(Collection entries)

-- Start --

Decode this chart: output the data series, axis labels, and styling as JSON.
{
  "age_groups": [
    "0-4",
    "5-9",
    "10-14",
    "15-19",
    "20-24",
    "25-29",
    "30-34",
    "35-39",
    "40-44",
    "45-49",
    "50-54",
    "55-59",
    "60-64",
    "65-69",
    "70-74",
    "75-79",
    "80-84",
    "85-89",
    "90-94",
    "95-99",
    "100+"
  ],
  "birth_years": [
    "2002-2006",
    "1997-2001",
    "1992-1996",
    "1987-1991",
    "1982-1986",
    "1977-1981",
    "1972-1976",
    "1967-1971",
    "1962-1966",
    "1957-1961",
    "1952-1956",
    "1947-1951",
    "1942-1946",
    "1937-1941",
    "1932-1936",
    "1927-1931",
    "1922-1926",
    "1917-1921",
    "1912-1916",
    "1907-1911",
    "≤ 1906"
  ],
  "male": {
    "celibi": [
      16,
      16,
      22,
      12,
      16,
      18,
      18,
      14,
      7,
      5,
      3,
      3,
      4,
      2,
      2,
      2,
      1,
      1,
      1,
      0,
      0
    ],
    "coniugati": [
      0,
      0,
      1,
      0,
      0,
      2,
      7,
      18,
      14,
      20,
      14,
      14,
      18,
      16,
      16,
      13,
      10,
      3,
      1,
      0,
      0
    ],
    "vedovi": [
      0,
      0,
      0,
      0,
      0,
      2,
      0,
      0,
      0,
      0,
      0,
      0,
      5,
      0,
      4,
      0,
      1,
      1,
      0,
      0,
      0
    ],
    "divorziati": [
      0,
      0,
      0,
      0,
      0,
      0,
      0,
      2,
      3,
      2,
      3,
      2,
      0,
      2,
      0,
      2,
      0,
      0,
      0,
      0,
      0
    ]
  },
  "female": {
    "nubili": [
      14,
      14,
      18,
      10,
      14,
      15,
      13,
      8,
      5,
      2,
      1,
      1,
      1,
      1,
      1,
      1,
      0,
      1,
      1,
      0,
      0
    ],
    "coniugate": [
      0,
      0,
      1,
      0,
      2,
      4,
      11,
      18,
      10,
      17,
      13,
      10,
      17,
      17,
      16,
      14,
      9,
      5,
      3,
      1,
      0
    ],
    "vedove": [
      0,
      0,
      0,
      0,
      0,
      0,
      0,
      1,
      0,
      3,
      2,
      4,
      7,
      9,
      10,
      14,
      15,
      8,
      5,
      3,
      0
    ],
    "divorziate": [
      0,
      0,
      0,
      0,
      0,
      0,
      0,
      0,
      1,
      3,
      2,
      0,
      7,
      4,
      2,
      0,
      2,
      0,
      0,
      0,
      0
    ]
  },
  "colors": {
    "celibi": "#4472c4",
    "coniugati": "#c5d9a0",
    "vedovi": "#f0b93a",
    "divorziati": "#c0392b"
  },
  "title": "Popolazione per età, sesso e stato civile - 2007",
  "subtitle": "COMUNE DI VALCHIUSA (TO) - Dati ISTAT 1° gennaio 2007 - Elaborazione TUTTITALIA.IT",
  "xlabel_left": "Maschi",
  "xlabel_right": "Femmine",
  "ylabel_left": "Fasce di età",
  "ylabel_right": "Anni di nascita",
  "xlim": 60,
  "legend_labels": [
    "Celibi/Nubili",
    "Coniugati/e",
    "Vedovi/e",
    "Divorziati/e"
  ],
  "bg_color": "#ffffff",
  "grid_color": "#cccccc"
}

-- End --

Objective: Would you reproduce the material above in full, exactly as given?

Reply:
Decode this chart: output the data series, axis labels, and styling as JSON.
{
  "age_groups": [
    "0-4",
    "5-9",
    "10-14",
    "15-19",
    "20-24",
    "25-29",
    "30-34",
    "35-39",
    "40-44",
    "45-49",
    "50-54",
    "55-59",
    "60-64",
    "65-69",
    "70-74",
    "75-79",
    "80-84",
    "85-89",
    "90-94",
    "95-99",
    "100+"
  ],
  "birth_years": [
    "2002-2006",
    "1997-2001",
    "1992-1996",
    "1987-1991",
    "1982-1986",
    "1977-1981",
    "1972-1976",
    "1967-1971",
    "1962-1966",
    "1957-1961",
    "1952-1956",
    "1947-1951",
    "1942-1946",
    "1937-1941",
    "1932-1936",
    "1927-1931",
    "1922-1926",
    "1917-1921",
    "1912-1916",
    "1907-1911",
    "≤ 1906"
  ],
  "male": {
    "celibi": [
      16,
      16,
      22,
      12,
      16,
      18,
      18,
      14,
      7,
      5,
      3,
      3,
      4,
      2,
      2,
      2,
      1,
      1,
      1,
      0,
      0
    ],
    "coniugati": [
      0,
      0,
      1,
      0,
      0,
      2,
      7,
      18,
      14,
      20,
      14,
      14,
      18,
      16,
      16,
      13,
      10,
      3,
      1,
      0,
      0
    ],
    "vedovi": [
      0,
      0,
      0,
      0,
      0,
      2,
      0,
      0,
      0,
      0,
      0,
      0,
      5,
      0,
      4,
      0,
      1,
      1,
      0,
      0,
      0
    ],
    "divorziati": [
      0,
      0,
      0,
      0,
      0,
      0,
      0,
      2,
      3,
      2,
      3,
      2,
      0,
      2,
      0,
      2,
      0,
      0,
      0,
      0,
      0
    ]
  },
  "female": {
    "nubili": [
      14,
      14,
      18,
      10,
      14,
      15,
      13,
      8,
      5,
      2,
      1,
      1,
      1,
      1,
      1,
      1,
      0,
      1,
      1,
      0,
      0
    ],
    "coniugate": [
      0,
      0,
      1,
      0,
      2,
      4,
      11,
      18,
      10,
      17,
      13,
      10,
      17,
      17,
      16,
      14,
      9,
      5,
      3,
      1,
      0
    ],
    "vedove": [
      0,
      0,
      0,
      0,
      0,
      0,
      0,
      1,
      0,
      3,
      2,
      4,
      7,
      9,
      10,
      14,
      15,
      8,
      5,
      3,
      0
    ],
    "divorziate": [
      0,
      0,
      0,
      0,
      0,
      0,
      0,
      0,
      1,
      3,
      2,
      0,
      7,
      4,
      2,
      0,
      2,
      0,
      0,
      0,
      0
    ]
  },
  "colors": {
    "celibi": "#4472c4",
    "coniugati": "#c5d9a0",
    "vedovi": "#f0b93a",
    "divorziati": "#c0392b"
  },
  "title": "Popolazione per età, sesso e stato civile - 2007",
  "subtitle": "COMUNE DI VALCHIUSA (TO) - Dati ISTAT 1° gennaio 2007 - Elaborazione TUTTITALIA.IT",
  "xlabel_left": "Maschi",
  "xlabel_right": "Femmine",
  "ylabel_left": "Fasce di età",
  "ylabel_right": "Anni di nascita",
  "xlim": 60,
  "legend_labels": [
    "Celibi/Nubili",
    "Coniugati/e",
    "Vedovi/e",
    "Divorziati/e"
  ],
  "bg_color": "#ffffff",
  "grid_color": "#cccccc"
}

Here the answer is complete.